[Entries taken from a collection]

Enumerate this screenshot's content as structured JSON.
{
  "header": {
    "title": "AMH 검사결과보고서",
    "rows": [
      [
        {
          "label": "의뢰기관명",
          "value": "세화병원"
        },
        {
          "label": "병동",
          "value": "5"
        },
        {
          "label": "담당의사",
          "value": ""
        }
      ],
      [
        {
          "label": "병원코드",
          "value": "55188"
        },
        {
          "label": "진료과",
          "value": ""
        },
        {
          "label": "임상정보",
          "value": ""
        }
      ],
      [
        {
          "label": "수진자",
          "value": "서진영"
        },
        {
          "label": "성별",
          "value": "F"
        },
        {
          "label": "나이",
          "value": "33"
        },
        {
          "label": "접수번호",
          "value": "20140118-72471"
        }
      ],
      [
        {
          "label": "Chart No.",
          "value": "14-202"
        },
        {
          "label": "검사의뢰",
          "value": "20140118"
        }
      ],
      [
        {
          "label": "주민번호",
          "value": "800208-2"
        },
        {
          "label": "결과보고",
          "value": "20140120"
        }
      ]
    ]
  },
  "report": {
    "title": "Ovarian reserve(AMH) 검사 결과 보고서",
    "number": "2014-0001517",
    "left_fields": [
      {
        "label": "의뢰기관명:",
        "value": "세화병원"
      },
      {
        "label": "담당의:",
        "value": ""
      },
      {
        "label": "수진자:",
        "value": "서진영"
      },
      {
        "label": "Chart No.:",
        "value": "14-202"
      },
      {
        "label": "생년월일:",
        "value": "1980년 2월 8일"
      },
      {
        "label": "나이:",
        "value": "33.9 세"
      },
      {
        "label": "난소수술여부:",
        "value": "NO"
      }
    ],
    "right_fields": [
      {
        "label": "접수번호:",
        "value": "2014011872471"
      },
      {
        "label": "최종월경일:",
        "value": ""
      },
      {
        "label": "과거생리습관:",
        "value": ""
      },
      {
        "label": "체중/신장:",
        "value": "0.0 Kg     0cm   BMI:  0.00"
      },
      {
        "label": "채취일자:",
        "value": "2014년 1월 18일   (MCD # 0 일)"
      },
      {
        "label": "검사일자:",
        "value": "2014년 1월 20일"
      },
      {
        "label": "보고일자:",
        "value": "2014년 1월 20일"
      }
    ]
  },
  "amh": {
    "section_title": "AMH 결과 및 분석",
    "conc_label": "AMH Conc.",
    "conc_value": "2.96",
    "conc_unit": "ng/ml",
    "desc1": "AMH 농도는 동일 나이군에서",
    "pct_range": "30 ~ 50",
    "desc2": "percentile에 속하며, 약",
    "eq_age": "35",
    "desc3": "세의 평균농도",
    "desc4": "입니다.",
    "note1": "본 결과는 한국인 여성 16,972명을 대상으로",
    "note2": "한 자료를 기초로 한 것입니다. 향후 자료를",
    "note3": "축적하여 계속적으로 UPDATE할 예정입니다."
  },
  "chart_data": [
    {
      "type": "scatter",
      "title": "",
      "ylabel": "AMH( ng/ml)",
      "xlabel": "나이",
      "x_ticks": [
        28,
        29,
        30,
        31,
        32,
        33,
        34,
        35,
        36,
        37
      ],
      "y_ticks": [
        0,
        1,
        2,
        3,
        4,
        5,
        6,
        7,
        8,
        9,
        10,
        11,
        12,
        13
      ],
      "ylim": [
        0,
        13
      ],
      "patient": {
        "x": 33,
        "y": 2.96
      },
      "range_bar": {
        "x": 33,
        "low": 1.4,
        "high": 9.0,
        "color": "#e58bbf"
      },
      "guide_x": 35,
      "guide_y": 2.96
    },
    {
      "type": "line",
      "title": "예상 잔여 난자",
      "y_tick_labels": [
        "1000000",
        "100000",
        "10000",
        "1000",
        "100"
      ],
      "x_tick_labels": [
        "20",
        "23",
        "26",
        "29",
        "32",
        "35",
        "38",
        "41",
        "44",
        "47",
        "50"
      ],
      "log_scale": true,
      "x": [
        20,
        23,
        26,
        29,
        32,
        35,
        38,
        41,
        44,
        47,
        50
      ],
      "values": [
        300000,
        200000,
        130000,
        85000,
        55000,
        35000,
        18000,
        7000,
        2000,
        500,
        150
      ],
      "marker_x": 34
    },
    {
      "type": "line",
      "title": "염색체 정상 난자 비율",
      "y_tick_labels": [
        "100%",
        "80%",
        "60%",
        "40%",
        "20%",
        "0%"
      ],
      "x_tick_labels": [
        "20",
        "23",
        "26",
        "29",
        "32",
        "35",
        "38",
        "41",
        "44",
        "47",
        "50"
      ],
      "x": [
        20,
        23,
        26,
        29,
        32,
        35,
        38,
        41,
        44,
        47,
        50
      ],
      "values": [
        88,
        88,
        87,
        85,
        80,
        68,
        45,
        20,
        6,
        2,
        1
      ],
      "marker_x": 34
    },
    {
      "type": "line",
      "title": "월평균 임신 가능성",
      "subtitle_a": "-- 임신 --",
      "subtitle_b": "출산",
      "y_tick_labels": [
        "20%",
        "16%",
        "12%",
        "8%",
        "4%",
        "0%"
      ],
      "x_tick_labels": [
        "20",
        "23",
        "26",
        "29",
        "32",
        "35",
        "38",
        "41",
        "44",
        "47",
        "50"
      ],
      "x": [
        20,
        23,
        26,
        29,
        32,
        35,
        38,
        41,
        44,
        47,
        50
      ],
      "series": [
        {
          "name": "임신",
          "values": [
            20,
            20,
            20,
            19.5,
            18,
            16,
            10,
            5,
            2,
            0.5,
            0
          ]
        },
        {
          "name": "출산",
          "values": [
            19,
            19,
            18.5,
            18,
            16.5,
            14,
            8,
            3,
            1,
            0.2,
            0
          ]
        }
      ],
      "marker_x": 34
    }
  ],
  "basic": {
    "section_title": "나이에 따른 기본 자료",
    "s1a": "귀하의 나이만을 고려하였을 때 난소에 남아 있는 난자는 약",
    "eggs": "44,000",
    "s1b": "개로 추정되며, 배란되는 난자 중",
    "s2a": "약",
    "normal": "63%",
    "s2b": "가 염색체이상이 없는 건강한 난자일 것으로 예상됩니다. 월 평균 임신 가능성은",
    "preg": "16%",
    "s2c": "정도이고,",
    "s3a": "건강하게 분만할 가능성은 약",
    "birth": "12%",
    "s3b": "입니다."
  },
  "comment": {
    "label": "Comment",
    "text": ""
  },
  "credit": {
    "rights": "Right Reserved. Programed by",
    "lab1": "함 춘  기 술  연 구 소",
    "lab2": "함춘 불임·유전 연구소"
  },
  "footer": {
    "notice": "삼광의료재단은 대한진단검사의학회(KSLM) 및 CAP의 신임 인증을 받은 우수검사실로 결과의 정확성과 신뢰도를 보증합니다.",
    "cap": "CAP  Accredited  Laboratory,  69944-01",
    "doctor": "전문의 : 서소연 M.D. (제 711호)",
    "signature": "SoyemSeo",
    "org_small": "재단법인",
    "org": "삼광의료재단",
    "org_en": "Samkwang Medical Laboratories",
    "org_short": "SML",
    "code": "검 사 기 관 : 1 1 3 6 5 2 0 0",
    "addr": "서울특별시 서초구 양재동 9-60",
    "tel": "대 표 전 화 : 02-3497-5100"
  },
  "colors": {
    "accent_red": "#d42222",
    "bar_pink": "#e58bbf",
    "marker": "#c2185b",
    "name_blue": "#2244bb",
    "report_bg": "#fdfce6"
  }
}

TASK PROMPT: Exactly as written above, please repeat the entries.

OUTPUT OF THE TASK:
Enumerate this screenshot's content as structured JSON.
{
  "header": {
    "title": "AMH 검사결과보고서",
    "rows": [
      [
        {
          "label": "의뢰기관명",
          "value": "세화병원"
        },
        {
          "label": "병동",
          "value": "5"
        },
        {
          "label": "담당의사",
          "value": ""
        }
      ],
      [
        {
          "label": "병원코드",
          "value": "55188"
        },
        {
          "label": "진료과",
          "value": ""
        },
        {
          "label": "임상정보",
          "value": ""
        }
      ],
      [
        {
          "label": "수진자",
          "value": "서진영"
        },
        {
          "label": "성별",
          "value": "F"
        },
        {
          "label": "나이",
          "value": "33"
        },
        {
          "label": "접수번호",
          "value": "20140118-72471"
        }
      ],
      [
        {
          "label": "Chart No.",
          "value": "14-202"
        },
        {
          "label": "검사의뢰",
          "value": "20140118"
        }
      ],
      [
        {
          "label": "주민번호",
          "value": "800208-2"
        },
        {
          "label": "결과보고",
          "value": "20140120"
        }
      ]
    ]
  },
  "report": {
    "title": "Ovarian reserve(AMH) 검사 결과 보고서",
    "number": "2014-0001517",
    "left_fields": [
      {
        "label": "의뢰기관명:",
        "value": "세화병원"
      },
      {
        "label": "담당의:",
        "value": ""
      },
      {
        "label": "수진자:",
        "value": "서진영"
      },
      {
        "label": "Chart No.:",
        "value": "14-202"
      },
      {
        "label": "생년월일:",
        "value": "1980년 2월 8일"
      },
      {
        "label": "나이:",
        "value": "33.9 세"
      },
      {
        "label": "난소수술여부:",
        "value": "NO"
      }
    ],
    "right_fields": [
      {
        "label": "접수번호:",
        "value": "2014011872471"
      },
      {
        "label": "최종월경일:",
        "value": ""
      },
      {
        "label": "과거생리습관:",
        "value": ""
      },
      {
        "label": "체중/신장:",
        "value": "0.0 Kg     0cm   BMI:  0.00"
      },
      {
        "label": "채취일자:",
        "value": "2014년 1월 18일   (MCD # 0 일)"
      },
      {
        "label": "검사일자:",
        "value": "2014년 1월 20일"
      },
      {
        "label": "보고일자:",
        "value": "2014년 1월 20일"
      }
    ]
  },
  "amh": {
    "section_title": "AMH 결과 및 분석",
    "conc_label": "AMH Conc.",
    "conc_value": "2.96",
    "conc_unit": "ng/ml",
    "desc1": "AMH 농도는 동일 나이군에서",
    "pct_range": "30 ~ 50",
    "desc2": "percentile에 속하며, 약",
    "eq_age": "35",
    "desc3": "세의 평균농도",
    "desc4": "입니다.",
    "note1": "본 결과는 한국인 여성 16,972명을 대상으로",
    "note2": "한 자료를 기초로 한 것입니다. 향후 자료를",
    "note3": "축적하여 계속적으로 UPDATE할 예정입니다."
  },
  "chart_data": [
    {
      "type": "scatter",
      "title": "",
      "ylabel": "AMH( ng/ml)",
      "xlabel": "나이",
      "x_ticks": [
        28,
        29,
        30,
        31,
        32,
        33,
        34,
        35,
        36,
        37
      ],
      "y_ticks": [
        0,
        1,
        2,
        3,
        4,
        5,
        6,
        7,
        8,
        9,
        10,
        11,
        12,
        13
      ],
      "ylim": [
        0,
        13
      ],
      "patient": {
        "x": 33,
        "y": 2.96
      },
      "range_bar": {
        "x": 33,
        "low": 1.4,
        "high": 9.0,
        "color": "#e58bbf"
      },
      "guide_x": 35,
      "guide_y": 2.96
    },
    {
      "type": "line",
      "title": "예상 잔여 난자",
      "y_tick_labels": [
        "1000000",
        "100000",
        "10000",
        "1000",
        "100"
      ],
      "x_tick_labels": [
        "20",
        "23",
        "26",
        "29",
        "32",
        "35",
        "38",
        "41",
        "44",
        "47",
        "50"
      ],
      "log_scale": true,
      "x": [
        20,
        23,
        26,
        29,
        32,
        35,
        38,
        41,
        44,
        47,
        50
      ],
      "values": [
        300000,
        200000,
        130000,
        85000,
        55000,
        35000,
        18000,
        7000,
        2000,
        500,
        150
      ],
      "marker_x": 34
    },
    {
      "type": "line",
      "title": "염색체 정상 난자 비율",
      "y_tick_labels": [
        "100%",
        "80%",
        "60%",
        "40%",
        "20%",
        "0%"
      ],
      "x_tick_labels": [
        "20",
        "23",
        "26",
        "29",
        "32",
        "35",
        "38",
        "41",
        "44",
        "47",
        "50"
      ],
      "x": [
        20,
        23,
        26,
        29,
        32,
        35,
        38,
        41,
        44,
        47,
        50
      ],
      "values": [
        88,
        88,
        87,
        85,
        80,
        68,
        45,
        20,
        6,
        2,
        1
      ],
      "marker_x": 34
    },
    {
      "type": "line",
      "title": "월평균 임신 가능성",
      "subtitle_a": "-- 임신 --",
      "subtitle_b": "출산",
      "y_tick_labels": [
        "20%",
        "16%",
        "12%",
        "8%",
        "4%",
        "0%"
      ],
      "x_tick_labels": [
        "20",
        "23",
        "26",
        "29",
        "32",
        "35",
        "38",
        "41",
        "44",
        "47",
        "50"
      ],
      "x": [
        20,
        23,
        26,
        29,
        32,
        35,
        38,
        41,
        44,
        47,
        50
      ],
      "series": [
        {
          "name": "임신",
          "values": [
            20,
            20,
            20,
            19.5,
            18,
            16,
            10,
            5,
            2,
            0.5,
            0
          ]
        },
        {
          "name": "출산",
          "values": [
            19,
            19,
            18.5,
            18,
            16.5,
            14,
            8,
            3,
            1,
            0.2,
            0
          ]
        }
      ],
      "marker_x": 34
    }
  ],
  "basic": {
    "section_title": "나이에 따른 기본 자료",
    "s1a": "귀하의 나이만을 고려하였을 때 난소에 남아 있는 난자는 약",
    "eggs": "44,000",
    "s1b": "개로 추정되며, 배란되는 난자 중",
    "s2a": "약",
    "normal": "63%",
    "s2b": "가 염색체이상이 없는 건강한 난자일 것으로 예상됩니다. 월 평균 임신 가능성은",
    "preg": "16%",
    "s2c": "정도이고,",
    "s3a": "건강하게 분만할 가능성은 약",
    "birth": "12%",
    "s3b": "입니다."
  },
  "comment": {
    "label": "Comment",
    "text": ""
  },
  "credit": {
    "rights": "Right Reserved. Programed by",
    "lab1": "함 춘  기 술  연 구 소",
    "lab2": "함춘 불임·유전 연구소"
  },
  "footer": {
    "notice": "삼광의료재단은 대한진단검사의학회(KSLM) 및 CAP의 신임 인증을 받은 우수검사실로 결과의 정확성과 신뢰도를 보증합니다.",
    "cap": "CAP  Accredited  Laboratory,  69944-01",
    "doctor": "전문의 : 서소연 M.D. (제 711호)",
    "signature": "SoyemSeo",
    "org_small": "재단법인",
    "org": "삼광의료재단",
    "org_en": "Samkwang Medical Laboratories",
    "org_short": "SML",
    "code": "검 사 기 관 : 1 1 3 6 5 2 0 0",
    "addr": "서울특별시 서초구 양재동 9-60",
    "tel": "대 표 전 화 : 02-3497-5100"
  },
  "colors": {
    "accent_red": "#d42222",
    "bar_pink": "#e58bbf",
    "marker": "#c2185b",
    "name_blue": "#2244bb",
    "report_bg": "#fdfce6"
  }
}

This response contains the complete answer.